> What is being asked
Could you copy every line from the material below in which "સરકય" appears?

— Begin —

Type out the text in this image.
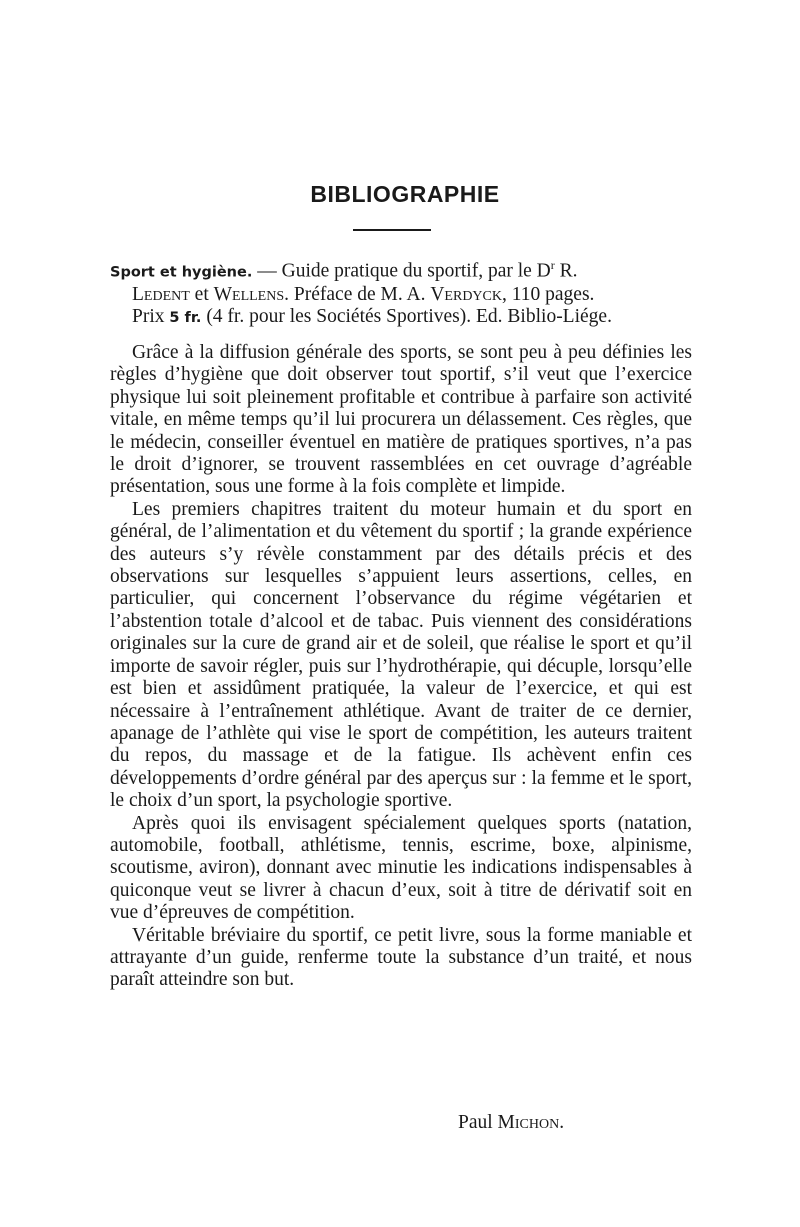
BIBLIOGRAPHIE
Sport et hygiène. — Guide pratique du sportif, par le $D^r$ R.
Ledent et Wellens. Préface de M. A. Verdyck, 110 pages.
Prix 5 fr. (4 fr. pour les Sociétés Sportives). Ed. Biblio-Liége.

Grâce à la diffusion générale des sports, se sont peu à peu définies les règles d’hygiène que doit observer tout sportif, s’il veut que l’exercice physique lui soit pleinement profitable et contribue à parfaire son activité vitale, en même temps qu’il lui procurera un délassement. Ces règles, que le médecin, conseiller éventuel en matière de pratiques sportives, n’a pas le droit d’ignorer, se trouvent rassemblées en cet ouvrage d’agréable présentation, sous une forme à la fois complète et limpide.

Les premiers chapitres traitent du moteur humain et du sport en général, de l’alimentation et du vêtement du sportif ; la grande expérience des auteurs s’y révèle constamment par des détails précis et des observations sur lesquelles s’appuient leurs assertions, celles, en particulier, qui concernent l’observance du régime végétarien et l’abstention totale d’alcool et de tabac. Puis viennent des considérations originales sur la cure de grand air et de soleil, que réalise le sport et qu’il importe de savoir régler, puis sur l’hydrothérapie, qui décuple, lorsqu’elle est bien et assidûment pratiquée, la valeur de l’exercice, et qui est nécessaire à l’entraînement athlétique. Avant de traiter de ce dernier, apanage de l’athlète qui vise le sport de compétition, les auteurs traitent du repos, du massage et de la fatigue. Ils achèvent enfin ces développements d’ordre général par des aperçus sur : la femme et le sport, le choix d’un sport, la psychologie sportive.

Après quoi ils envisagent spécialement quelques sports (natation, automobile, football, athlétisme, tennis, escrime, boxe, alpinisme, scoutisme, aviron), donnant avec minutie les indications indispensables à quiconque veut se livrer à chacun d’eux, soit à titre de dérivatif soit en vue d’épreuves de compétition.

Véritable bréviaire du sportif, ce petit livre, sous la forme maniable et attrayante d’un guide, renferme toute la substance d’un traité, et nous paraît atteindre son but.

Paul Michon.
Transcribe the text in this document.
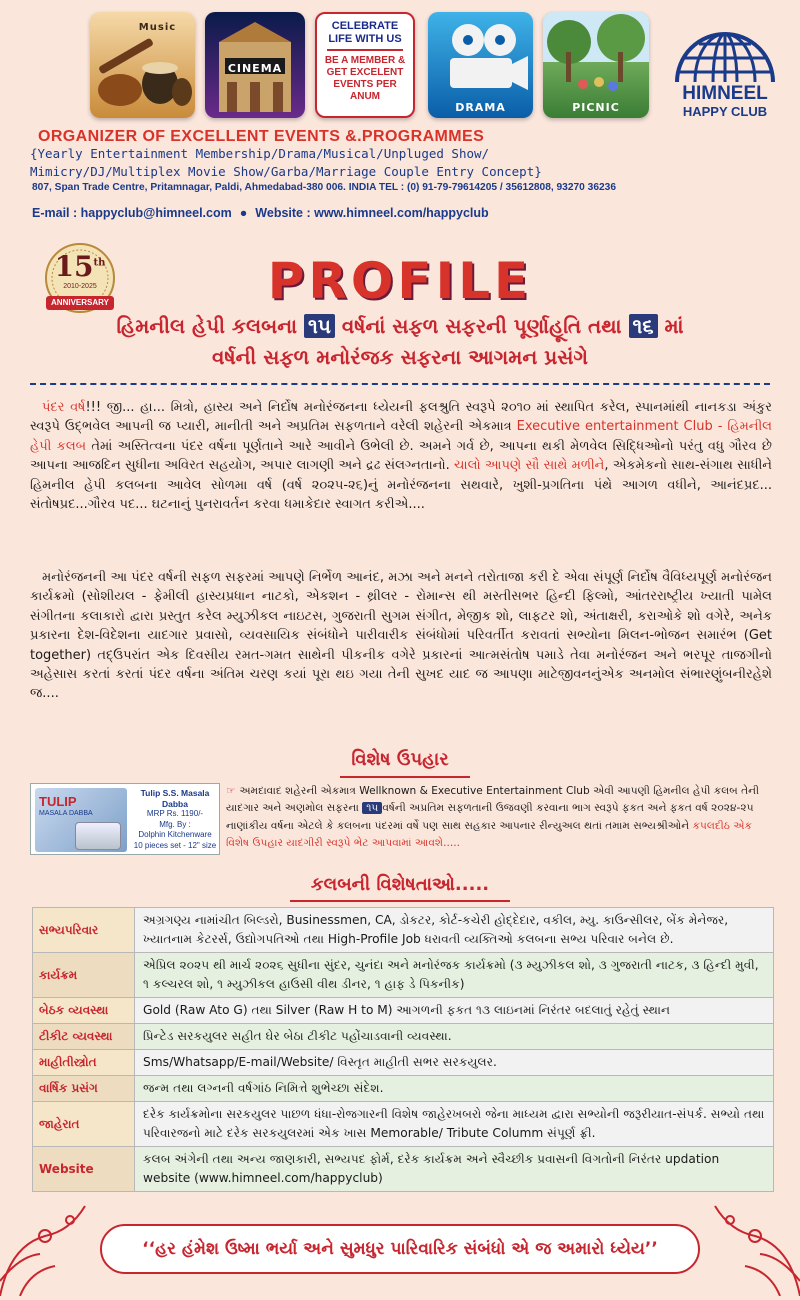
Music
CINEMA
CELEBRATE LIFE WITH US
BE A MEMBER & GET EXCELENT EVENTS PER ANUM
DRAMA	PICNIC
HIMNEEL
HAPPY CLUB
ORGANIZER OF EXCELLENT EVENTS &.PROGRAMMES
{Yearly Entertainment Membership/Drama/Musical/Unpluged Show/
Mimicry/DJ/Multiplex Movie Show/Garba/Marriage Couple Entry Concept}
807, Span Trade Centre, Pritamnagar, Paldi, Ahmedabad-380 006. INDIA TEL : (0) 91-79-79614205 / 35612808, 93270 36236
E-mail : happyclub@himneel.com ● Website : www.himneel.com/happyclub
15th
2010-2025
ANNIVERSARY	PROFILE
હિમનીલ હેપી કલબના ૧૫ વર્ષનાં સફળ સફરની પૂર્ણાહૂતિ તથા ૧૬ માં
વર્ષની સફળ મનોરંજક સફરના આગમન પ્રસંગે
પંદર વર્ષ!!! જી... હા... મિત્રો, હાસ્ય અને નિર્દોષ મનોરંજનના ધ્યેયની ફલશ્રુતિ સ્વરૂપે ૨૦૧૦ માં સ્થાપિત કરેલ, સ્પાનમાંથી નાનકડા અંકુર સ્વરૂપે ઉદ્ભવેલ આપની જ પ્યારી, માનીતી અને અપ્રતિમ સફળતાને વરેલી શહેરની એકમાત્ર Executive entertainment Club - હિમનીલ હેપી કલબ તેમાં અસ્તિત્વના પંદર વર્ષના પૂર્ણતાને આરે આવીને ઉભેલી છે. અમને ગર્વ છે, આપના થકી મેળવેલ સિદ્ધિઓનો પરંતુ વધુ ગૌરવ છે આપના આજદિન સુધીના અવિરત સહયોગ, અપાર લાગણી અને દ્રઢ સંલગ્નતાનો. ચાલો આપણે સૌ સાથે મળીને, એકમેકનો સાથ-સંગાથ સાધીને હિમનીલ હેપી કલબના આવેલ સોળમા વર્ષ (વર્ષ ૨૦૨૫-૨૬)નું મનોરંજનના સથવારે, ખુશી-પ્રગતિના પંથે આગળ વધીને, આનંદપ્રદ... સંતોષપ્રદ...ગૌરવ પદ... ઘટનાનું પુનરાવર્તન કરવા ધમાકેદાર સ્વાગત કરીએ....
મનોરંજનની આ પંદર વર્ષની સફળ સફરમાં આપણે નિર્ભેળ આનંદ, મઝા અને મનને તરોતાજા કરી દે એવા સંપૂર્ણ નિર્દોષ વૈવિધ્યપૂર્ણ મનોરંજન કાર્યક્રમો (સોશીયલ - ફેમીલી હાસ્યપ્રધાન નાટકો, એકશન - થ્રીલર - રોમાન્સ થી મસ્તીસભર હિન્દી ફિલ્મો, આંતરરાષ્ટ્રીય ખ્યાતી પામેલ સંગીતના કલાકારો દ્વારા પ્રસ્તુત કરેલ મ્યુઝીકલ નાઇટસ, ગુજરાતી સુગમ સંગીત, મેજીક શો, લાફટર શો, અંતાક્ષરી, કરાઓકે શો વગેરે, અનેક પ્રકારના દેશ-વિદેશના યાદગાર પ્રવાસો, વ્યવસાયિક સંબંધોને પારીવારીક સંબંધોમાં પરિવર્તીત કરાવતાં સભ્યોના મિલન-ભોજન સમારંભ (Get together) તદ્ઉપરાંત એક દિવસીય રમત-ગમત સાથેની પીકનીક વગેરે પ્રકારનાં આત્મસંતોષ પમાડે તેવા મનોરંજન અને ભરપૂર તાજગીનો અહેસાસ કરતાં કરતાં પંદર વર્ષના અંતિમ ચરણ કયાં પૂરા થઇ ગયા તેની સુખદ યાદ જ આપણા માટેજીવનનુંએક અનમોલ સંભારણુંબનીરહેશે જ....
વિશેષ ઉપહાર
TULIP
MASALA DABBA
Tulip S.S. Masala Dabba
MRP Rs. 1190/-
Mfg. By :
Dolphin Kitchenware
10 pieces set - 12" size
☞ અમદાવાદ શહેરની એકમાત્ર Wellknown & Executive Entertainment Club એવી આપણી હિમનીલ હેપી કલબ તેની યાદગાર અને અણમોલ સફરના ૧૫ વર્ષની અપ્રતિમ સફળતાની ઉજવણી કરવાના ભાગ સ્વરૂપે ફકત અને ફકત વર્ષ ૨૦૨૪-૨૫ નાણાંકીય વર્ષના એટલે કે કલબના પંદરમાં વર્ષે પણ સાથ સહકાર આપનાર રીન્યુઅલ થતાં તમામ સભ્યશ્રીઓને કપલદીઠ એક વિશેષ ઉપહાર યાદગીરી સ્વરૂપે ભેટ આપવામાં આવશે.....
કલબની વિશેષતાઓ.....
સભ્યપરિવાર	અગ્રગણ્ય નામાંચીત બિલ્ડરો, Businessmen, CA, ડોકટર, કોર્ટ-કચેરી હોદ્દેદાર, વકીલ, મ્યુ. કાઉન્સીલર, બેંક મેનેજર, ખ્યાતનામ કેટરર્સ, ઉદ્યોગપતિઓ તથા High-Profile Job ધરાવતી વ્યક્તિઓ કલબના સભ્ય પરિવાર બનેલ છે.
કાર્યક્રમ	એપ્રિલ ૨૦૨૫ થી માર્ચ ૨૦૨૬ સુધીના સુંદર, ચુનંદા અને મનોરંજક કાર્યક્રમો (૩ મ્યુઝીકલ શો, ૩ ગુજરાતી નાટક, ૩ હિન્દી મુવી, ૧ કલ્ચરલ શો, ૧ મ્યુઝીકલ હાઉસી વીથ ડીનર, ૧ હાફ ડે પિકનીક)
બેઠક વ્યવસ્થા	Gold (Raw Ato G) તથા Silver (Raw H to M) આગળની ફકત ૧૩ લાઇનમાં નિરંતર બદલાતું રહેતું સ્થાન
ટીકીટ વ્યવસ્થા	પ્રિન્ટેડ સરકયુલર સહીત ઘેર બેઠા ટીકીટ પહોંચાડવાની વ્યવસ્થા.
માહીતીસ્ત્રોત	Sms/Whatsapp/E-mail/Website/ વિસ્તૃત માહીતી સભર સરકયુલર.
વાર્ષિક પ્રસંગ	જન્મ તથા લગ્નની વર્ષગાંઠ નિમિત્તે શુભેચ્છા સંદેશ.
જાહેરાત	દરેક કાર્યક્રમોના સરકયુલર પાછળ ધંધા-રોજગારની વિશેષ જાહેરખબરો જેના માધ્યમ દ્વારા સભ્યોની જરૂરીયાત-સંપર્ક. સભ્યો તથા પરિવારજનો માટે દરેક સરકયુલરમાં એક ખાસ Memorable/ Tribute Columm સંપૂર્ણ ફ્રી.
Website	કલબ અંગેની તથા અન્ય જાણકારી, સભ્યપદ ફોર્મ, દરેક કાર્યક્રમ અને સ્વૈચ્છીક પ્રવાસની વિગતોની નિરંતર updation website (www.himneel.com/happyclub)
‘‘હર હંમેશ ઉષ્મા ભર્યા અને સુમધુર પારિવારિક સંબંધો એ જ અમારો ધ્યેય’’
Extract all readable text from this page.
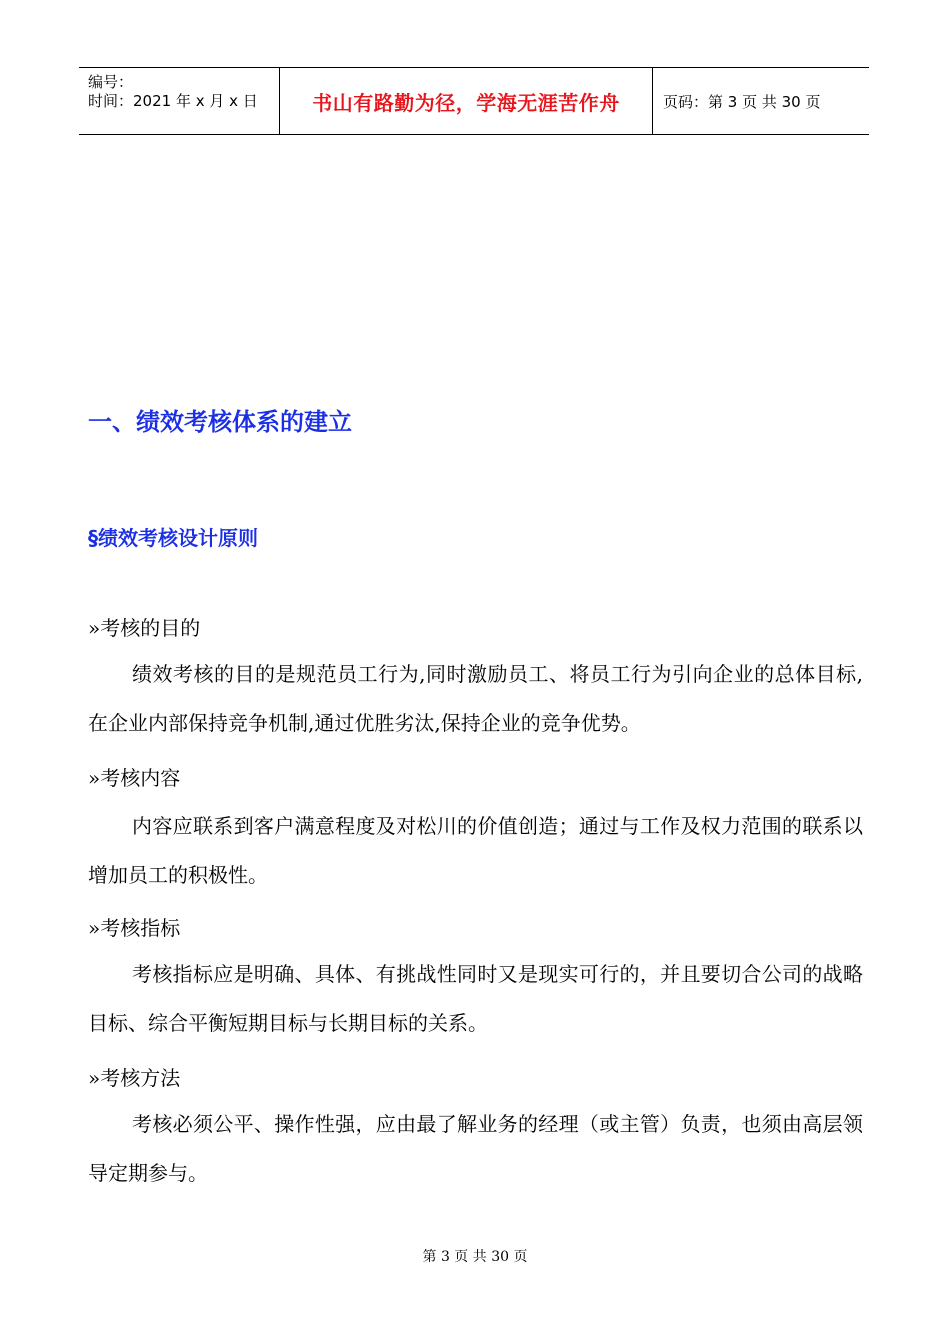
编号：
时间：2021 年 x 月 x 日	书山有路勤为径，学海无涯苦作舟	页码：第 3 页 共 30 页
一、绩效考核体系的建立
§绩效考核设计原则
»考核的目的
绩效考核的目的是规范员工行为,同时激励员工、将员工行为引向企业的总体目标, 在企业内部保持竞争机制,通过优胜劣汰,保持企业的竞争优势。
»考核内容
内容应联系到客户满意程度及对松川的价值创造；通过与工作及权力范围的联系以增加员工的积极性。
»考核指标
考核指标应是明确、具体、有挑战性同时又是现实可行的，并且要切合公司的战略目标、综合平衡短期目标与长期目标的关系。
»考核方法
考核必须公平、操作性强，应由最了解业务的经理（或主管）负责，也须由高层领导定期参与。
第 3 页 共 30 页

— End —

> Complete answer
ટીકીટ વ્યવસ્થા	પ્રિન્ટેડ સરકયુલર સહીત ઘેર બેઠા ટીકીટ પહોંચાડવાની વ્યવસ્થા.
માહીતીસ્ત્રોત	Sms/Whatsapp/E-mail/Website/ વિસ્તૃત માહીતી સભર સરકયુલર.
જાહેરાત	દરેક કાર્યક્રમોના સરકયુલર પાછળ ધંધા-રોજગારની વિશેષ જાહેરખબરો જેના માધ્યમ દ્વારા સભ્યોની જરૂરીયાત-સંપર્ક. સભ્યો તથા પરિવારજનો માટે દરેક સરકયુલરમાં એક ખાસ Memorable/ Tribute Columm સંપૂર્ણ ફ્રી.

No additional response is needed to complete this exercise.